[Start of Extracted material]
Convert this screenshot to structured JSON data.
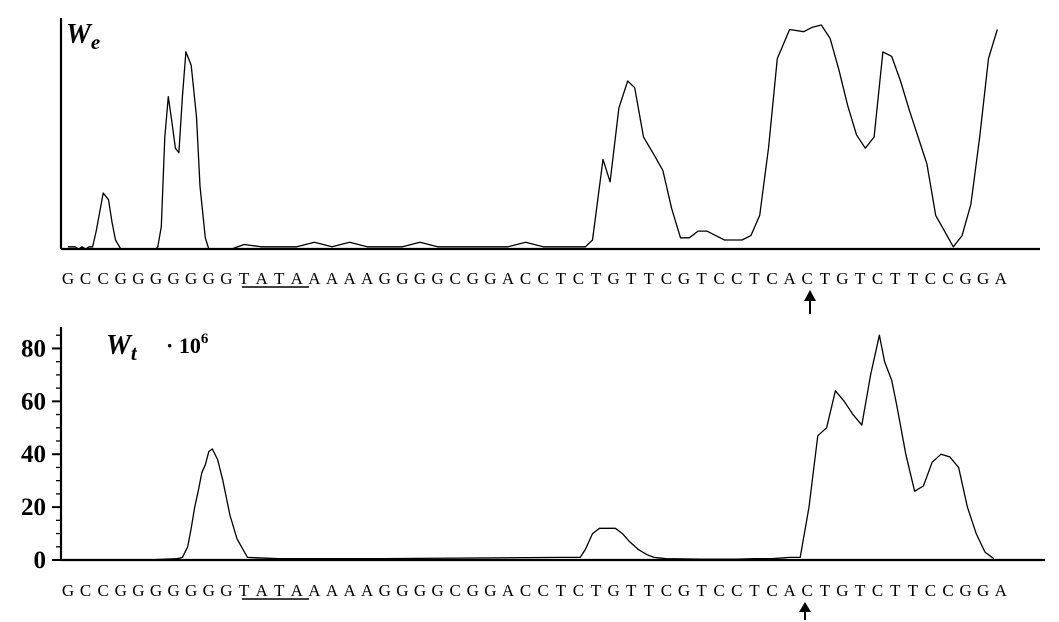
{
  "sequence": "GCCGGGGGGGTATAAAAAGGGGCGGACCTCTGTTCGTCCTCACTGTCTTCCGGA",
  "tata_box": {
    "start": 10,
    "end": 13
  },
  "marked_position": 41,
  "chart_data": [
    {
      "type": "line",
      "panel": "top",
      "label_main": "W",
      "label_sub": "e",
      "ylabel": "",
      "y_ticks": [],
      "ylim": [
        0,
        1
      ],
      "x": [
        0,
        0.4,
        0.6,
        0.8,
        1.0,
        1.2,
        1.4,
        1.6,
        2.0,
        2.3,
        2.5,
        2.7,
        3.0,
        3.2,
        3.5,
        4.4,
        5.0,
        5.1,
        5.3,
        5.5,
        5.7,
        5.9,
        6.1,
        6.3,
        6.5,
        6.7,
        7.0,
        7.3,
        7.5,
        7.8,
        8.0,
        8.5,
        8.8,
        9.3,
        10,
        11,
        12,
        12.5,
        13,
        14,
        15,
        16,
        17,
        18,
        18.5,
        19,
        20,
        21,
        22,
        23,
        23.5,
        24,
        25,
        26,
        27,
        28,
        29,
        29.4,
        29.8,
        30.4,
        30.8,
        31.3,
        31.8,
        32.2,
        32.7,
        33.3,
        33.8,
        34.3,
        34.8,
        35.3,
        35.8,
        36.3,
        36.8,
        37.3,
        37.8,
        38.3,
        38.8,
        39.3,
        39.8,
        40.3,
        41,
        41.8,
        42.3,
        42.8,
        43.3,
        43.8,
        44.3,
        44.8,
        45.3,
        45.8,
        46.3,
        46.8,
        47.3,
        47.8,
        48.3,
        48.8,
        49.3,
        49.8,
        50.3,
        50.8,
        51.3,
        51.8,
        52.3,
        52.8
      ],
      "series": [
        {
          "values": [
            0.01,
            0.01,
            0.0,
            0.01,
            0.0,
            0.01,
            0.01,
            0.08,
            0.25,
            0.22,
            0.12,
            0.04,
            0.0,
            0.0,
            0.0,
            0.0,
            0.0,
            0.01,
            0.1,
            0.5,
            0.68,
            0.57,
            0.45,
            0.43,
            0.68,
            0.88,
            0.82,
            0.59,
            0.28,
            0.05,
            0.0,
            0.0,
            0.0,
            0.0,
            0.02,
            0.01,
            0.01,
            0.01,
            0.01,
            0.03,
            0.01,
            0.03,
            0.01,
            0.01,
            0.01,
            0.01,
            0.03,
            0.01,
            0.01,
            0.01,
            0.01,
            0.01,
            0.01,
            0.03,
            0.01,
            0.01,
            0.01,
            0.01,
            0.04,
            0.4,
            0.3,
            0.63,
            0.75,
            0.72,
            0.5,
            0.42,
            0.35,
            0.18,
            0.05,
            0.05,
            0.08,
            0.08,
            0.06,
            0.04,
            0.04,
            0.04,
            0.06,
            0.15,
            0.45,
            0.85,
            0.98,
            0.97,
            0.99,
            1.0,
            0.94,
            0.8,
            0.64,
            0.51,
            0.45,
            0.5,
            0.88,
            0.86,
            0.75,
            0.62,
            0.5,
            0.38,
            0.15,
            0.08,
            0.01,
            0.06,
            0.2,
            0.5,
            0.85,
            0.98
          ]
        }
      ]
    },
    {
      "type": "line",
      "panel": "bottom",
      "label_main": "W",
      "label_sub": "t",
      "label_factor": "· 10",
      "label_exp": "6",
      "ylabel": "",
      "y_ticks": [
        0,
        20,
        40,
        60,
        80
      ],
      "ylim": [
        0,
        90
      ],
      "x": [
        0,
        5,
        6.2,
        6.5,
        6.8,
        7.0,
        7.2,
        7.4,
        7.6,
        7.8,
        8.0,
        8.2,
        8.5,
        8.8,
        9.2,
        9.6,
        10.2,
        12,
        17,
        28,
        29.1,
        29.4,
        29.8,
        30.2,
        30.6,
        31.1,
        31.5,
        31.9,
        32.4,
        32.9,
        33.3,
        34,
        36,
        37,
        38,
        39,
        40,
        41,
        41.6,
        42.1,
        42.6,
        43.1,
        43.6,
        44.1,
        44.6,
        45.1,
        45.6,
        46.1,
        46.4,
        46.8,
        47.1,
        47.6,
        48.1,
        48.6,
        49.1,
        49.6,
        50.1,
        50.6,
        51.1,
        51.6,
        52.1,
        52.6
      ],
      "series": [
        {
          "values": [
            0,
            0.2,
            0.5,
            1,
            5,
            12,
            20,
            26,
            33,
            36,
            41,
            42,
            38,
            30,
            17,
            8,
            1,
            0.5,
            0.5,
            1,
            1,
            4,
            10,
            12,
            12,
            12,
            10,
            7,
            4,
            2,
            1,
            0.5,
            0.3,
            0.3,
            0.3,
            0.5,
            0.5,
            1,
            1,
            20,
            47,
            50,
            64,
            60,
            55,
            51,
            70,
            85,
            75,
            68,
            58,
            40,
            26,
            28,
            37,
            40,
            39,
            35,
            20,
            10,
            3,
            0.5
          ]
        }
      ]
    }
  ]
}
[End of Extracted material]
**Work required:**
Strip the images and reproduce the remaining records precisely.

**Answer for the task:**
Convert this screenshot to structured JSON data.
{
  "sequence": "GCCGGGGGGGTATAAAAAGGGGCGGACCTCTGTTCGTCCTCACTGTCTTCCGGA",
  "tata_box": {
    "start": 10,
    "end": 13
  },
  "marked_position": 41,
  "chart_data": [
    {
      "type": "line",
      "panel": "top",
      "label_main": "W",
      "label_sub": "e",
      "ylabel": "",
      "y_ticks": [],
      "ylim": [
        0,
        1
      ],
      "x": [
        0,
        0.4,
        0.6,
        0.8,
        1.0,
        1.2,
        1.4,
        1.6,
        2.0,
        2.3,
        2.5,
        2.7,
        3.0,
        3.2,
        3.5,
        4.4,
        5.0,
        5.1,
        5.3,
        5.5,
        5.7,
        5.9,
        6.1,
        6.3,
        6.5,
        6.7,
        7.0,
        7.3,
        7.5,
        7.8,
        8.0,
        8.5,
        8.8,
        9.3,
        10,
        11,
        12,
        12.5,
        13,
        14,
        15,
        16,
        17,
        18,
        18.5,
        19,
        20,
        21,
        22,
        23,
        23.5,
        24,
        25,
        26,
        27,
        28,
        29,
        29.4,
        29.8,
        30.4,
        30.8,
        31.3,
        31.8,
        32.2,
        32.7,
        33.3,
        33.8,
        34.3,
        34.8,
        35.3,
        35.8,
        36.3,
        36.8,
        37.3,
        37.8,
        38.3,
        38.8,
        39.3,
        39.8,
        40.3,
        41,
        41.8,
        42.3,
        42.8,
        43.3,
        43.8,
        44.3,
        44.8,
        45.3,
        45.8,
        46.3,
        46.8,
        47.3,
        47.8,
        48.3,
        48.8,
        49.3,
        49.8,
        50.3,
        50.8,
        51.3,
        51.8,
        52.3,
        52.8
      ],
      "series": [
        {
          "values": [
            0.01,
            0.01,
            0.0,
            0.01,
            0.0,
            0.01,
            0.01,
            0.08,
            0.25,
            0.22,
            0.12,
            0.04,
            0.0,
            0.0,
            0.0,
            0.0,
            0.0,
            0.01,
            0.1,
            0.5,
            0.68,
            0.57,
            0.45,
            0.43,
            0.68,
            0.88,
            0.82,
            0.59,
            0.28,
            0.05,
            0.0,
            0.0,
            0.0,
            0.0,
            0.02,
            0.01,
            0.01,
            0.01,
            0.01,
            0.03,
            0.01,
            0.03,
            0.01,
            0.01,
            0.01,
            0.01,
            0.03,
            0.01,
            0.01,
            0.01,
            0.01,
            0.01,
            0.01,
            0.03,
            0.01,
            0.01,
            0.01,
            0.01,
            0.04,
            0.4,
            0.3,
            0.63,
            0.75,
            0.72,
            0.5,
            0.42,
            0.35,
            0.18,
            0.05,
            0.05,
            0.08,
            0.08,
            0.06,
            0.04,
            0.04,
            0.04,
            0.06,
            0.15,
            0.45,
            0.85,
            0.98,
            0.97,
            0.99,
            1.0,
            0.94,
            0.8,
            0.64,
            0.51,
            0.45,
            0.5,
            0.88,
            0.86,
            0.75,
            0.62,
            0.5,
            0.38,
            0.15,
            0.08,
            0.01,
            0.06,
            0.2,
            0.5,
            0.85,
            0.98
          ]
        }
      ]
    },
    {
      "type": "line",
      "panel": "bottom",
      "label_main": "W",
      "label_sub": "t",
      "label_factor": "· 10",
      "label_exp": "6",
      "ylabel": "",
      "y_ticks": [
        0,
        20,
        40,
        60,
        80
      ],
      "ylim": [
        0,
        90
      ],
      "x": [
        0,
        5,
        6.2,
        6.5,
        6.8,
        7.0,
        7.2,
        7.4,
        7.6,
        7.8,
        8.0,
        8.2,
        8.5,
        8.8,
        9.2,
        9.6,
        10.2,
        12,
        17,
        28,
        29.1,
        29.4,
        29.8,
        30.2,
        30.6,
        31.1,
        31.5,
        31.9,
        32.4,
        32.9,
        33.3,
        34,
        36,
        37,
        38,
        39,
        40,
        41,
        41.6,
        42.1,
        42.6,
        43.1,
        43.6,
        44.1,
        44.6,
        45.1,
        45.6,
        46.1,
        46.4,
        46.8,
        47.1,
        47.6,
        48.1,
        48.6,
        49.1,
        49.6,
        50.1,
        50.6,
        51.1,
        51.6,
        52.1,
        52.6
      ],
      "series": [
        {
          "values": [
            0,
            0.2,
            0.5,
            1,
            5,
            12,
            20,
            26,
            33,
            36,
            41,
            42,
            38,
            30,
            17,
            8,
            1,
            0.5,
            0.5,
            1,
            1,
            4,
            10,
            12,
            12,
            12,
            10,
            7,
            4,
            2,
            1,
            0.5,
            0.3,
            0.3,
            0.3,
            0.5,
            0.5,
            1,
            1,
            20,
            47,
            50,
            64,
            60,
            55,
            51,
            70,
            85,
            75,
            68,
            58,
            40,
            26,
            28,
            37,
            40,
            39,
            35,
            20,
            10,
            3,
            0.5
          ]
        }
      ]
    }
  ]
}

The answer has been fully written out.